**Exercise objective:** From the text on impact tracking and analytics below, please list the categories of activity that PlumX Metrics tracks.

**Page text:**
☆ ☆ ☆ ☆ ☆ ☆ ☆
5. Impact tracking and analytics

Citation counts are still the metric most people reach for, but they don’t tell the full story. A paper can be highly cited and largely ignored by policymakers, or gain traction on social media months after publication with no corresponding citation uptick. For researchers, these tools show how your work is actually being used and discussed – not just how often it gets cited. For editors, they give a more granular picture of which articles are gaining traction and in which communities.

  • PlumX Metrics – PlumX tracks five categories of activity beyond citations: usage, captures, mentions, social media, and citations. The breadth of categories gives a fuller picture of how an article is traveling beyond formal citation channels.
  • Crossref – Crossref is the DOI registration agency for scholarly content. Its metadata and citation APIs are the backbone of much of the scholarly analytics ecosystem – any tool tracking citations or linking research outputs ultimately relies on Crossref data.
  • Altmetric – Altmetric tracks online attention to research across news outlets, policy documents, social media, and citation databases. The Altmetric Attention Score is a single number that aggregates these signals, with a breakdown available for each source type.
  • Dimensions – Dimensions is a linked research database covering publications, grants, patents, clinical trials, and policy documents. It’s particularly useful for tracing how research translates into funded projects, commercial applications, and policy influence.
  • Journal Citation Reports – JCR is Clarivate’s annual report on journal-level citation metrics, including Impact Factor and Eigenfactor. It’s the standard reference for comparing journal performance and is used by researchers when deciding where to submit.
  • Scite.ai – Scite.ai goes beyond citation counts by showing how a paper was cited – whether the citing paper supported, contrasted, or simply mentioned the finding. That context changes how you interpret a paper’s influence.
  • TrendMD – TrendMD is a content recommendation engine for scholarly articles. When embedded in a journal’s website, it surfaces related papers to readers – driving traffic to published articles and giving editors data on which content is generating downstream engagement.
  • Kudos – Kudos helps researchers explain and share their published work. Authors create plain-language summaries and share them across platforms; journals using the Kudos platform can track which sharing activity is driving full-text downloads and citations.
  • CiteScore (Elsevier) – CiteScore is Elsevier’s citation metric for journals, calculated from Scopus data. It covers a broader range of document types than Impact Factor and is updated annually. It’s a useful data point when benchmarking journal performance.
  • Paperguide – Paperguide uses AI to help researchers find, analyze, and manage literature. Its analytics features track how frequently specific papers appear in searches and reading lists, giving a proxy measure of pre-citation interest.
  • Eigenfactor – Eigenfactor scores journals based on the full network of citations rather than raw counts – a citation from a highly-cited journal carries more weight. It’s a free alternative to Impact Factor for comparing journal influence.
☆ ☆ ☆ ☆ ☆ ☆ ☆
**Input data:**
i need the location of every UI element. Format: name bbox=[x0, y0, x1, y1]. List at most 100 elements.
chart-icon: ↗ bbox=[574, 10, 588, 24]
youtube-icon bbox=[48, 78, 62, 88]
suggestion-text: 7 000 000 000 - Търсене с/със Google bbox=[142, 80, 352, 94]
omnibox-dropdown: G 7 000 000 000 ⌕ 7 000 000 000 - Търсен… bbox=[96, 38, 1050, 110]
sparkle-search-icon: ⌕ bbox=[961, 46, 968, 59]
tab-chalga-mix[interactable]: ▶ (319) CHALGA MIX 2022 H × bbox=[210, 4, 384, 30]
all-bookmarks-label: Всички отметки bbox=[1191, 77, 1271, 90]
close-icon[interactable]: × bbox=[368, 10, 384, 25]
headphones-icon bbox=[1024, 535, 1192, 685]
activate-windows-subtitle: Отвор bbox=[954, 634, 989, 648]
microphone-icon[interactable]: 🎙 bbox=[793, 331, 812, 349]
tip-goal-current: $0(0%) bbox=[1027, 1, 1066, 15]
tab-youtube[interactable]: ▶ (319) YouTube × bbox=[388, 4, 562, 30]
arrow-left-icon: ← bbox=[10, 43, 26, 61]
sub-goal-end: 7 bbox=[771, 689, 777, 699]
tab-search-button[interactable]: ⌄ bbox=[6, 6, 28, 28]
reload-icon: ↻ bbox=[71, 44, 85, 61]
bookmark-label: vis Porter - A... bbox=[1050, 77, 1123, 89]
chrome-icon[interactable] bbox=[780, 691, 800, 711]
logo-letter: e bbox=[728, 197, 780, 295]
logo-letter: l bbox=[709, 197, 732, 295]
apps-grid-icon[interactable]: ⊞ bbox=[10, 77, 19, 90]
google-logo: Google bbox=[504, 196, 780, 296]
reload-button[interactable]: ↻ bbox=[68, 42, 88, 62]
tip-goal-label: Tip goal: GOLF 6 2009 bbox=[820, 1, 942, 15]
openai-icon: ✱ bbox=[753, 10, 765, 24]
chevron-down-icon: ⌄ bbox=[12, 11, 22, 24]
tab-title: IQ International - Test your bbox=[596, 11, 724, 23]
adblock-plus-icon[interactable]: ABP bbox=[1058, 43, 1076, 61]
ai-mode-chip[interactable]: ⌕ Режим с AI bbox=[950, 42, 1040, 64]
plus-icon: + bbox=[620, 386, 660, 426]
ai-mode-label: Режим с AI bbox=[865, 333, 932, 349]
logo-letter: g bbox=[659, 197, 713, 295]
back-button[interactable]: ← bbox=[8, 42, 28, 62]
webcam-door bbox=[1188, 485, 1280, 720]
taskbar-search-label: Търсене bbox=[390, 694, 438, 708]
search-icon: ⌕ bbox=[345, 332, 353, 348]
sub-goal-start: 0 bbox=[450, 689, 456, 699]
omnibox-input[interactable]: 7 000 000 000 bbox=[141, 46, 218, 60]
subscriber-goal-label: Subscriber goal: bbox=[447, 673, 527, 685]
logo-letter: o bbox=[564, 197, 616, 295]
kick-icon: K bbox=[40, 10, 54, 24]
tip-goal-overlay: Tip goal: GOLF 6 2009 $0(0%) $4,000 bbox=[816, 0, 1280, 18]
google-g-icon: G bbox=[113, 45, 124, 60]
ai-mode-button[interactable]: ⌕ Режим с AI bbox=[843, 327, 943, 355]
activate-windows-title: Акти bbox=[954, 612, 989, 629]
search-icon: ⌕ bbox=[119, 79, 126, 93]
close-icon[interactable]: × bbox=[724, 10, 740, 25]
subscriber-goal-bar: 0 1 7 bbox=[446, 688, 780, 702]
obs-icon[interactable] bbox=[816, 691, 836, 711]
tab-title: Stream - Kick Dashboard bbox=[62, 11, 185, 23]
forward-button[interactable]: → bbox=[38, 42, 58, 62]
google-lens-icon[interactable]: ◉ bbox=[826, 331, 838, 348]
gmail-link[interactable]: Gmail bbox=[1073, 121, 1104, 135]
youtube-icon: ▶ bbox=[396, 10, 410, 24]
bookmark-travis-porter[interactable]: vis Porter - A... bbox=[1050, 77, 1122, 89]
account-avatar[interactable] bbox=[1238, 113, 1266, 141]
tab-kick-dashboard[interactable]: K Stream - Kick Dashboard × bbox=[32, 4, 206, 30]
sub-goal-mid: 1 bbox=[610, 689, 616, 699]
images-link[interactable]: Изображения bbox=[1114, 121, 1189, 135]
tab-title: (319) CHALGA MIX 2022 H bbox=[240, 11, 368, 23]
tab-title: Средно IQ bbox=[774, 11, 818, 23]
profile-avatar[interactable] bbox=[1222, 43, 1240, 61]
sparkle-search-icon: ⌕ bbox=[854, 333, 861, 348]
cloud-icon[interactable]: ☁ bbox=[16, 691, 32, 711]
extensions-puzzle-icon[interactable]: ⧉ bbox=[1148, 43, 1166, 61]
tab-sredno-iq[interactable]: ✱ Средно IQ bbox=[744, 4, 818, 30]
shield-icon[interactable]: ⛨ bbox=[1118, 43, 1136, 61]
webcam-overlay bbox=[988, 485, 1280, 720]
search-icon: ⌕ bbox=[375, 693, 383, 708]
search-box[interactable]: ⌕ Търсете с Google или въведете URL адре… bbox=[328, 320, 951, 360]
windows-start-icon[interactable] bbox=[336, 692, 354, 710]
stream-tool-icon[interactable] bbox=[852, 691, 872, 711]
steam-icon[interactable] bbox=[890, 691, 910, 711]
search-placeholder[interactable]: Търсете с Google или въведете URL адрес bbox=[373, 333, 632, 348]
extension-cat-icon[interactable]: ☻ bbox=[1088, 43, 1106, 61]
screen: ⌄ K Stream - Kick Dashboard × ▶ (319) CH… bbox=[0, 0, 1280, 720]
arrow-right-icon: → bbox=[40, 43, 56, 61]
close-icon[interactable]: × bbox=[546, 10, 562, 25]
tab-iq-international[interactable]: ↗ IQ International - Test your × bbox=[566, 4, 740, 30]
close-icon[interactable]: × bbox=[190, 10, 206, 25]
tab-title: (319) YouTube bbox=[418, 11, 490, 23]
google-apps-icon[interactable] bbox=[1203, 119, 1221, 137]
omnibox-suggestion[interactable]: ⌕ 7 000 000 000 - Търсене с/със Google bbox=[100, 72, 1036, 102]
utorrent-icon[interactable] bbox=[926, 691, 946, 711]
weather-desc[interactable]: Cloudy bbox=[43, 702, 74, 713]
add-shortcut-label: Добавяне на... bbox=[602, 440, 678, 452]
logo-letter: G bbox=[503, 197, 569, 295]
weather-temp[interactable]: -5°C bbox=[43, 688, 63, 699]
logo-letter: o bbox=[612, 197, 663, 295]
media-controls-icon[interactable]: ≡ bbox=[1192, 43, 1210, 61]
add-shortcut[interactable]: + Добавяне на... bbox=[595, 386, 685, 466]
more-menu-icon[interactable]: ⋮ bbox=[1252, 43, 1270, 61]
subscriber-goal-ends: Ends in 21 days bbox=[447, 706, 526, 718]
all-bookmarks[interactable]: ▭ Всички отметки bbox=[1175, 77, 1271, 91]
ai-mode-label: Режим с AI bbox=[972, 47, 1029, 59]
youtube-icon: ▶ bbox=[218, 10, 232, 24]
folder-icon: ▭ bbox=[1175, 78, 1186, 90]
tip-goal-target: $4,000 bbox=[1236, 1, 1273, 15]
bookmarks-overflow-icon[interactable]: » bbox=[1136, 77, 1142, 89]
☆ ☆ ☆ ☆ ☆ ☆ ☆
**Solution to the exercise:** Usage, captures, mentions, social media, and citations.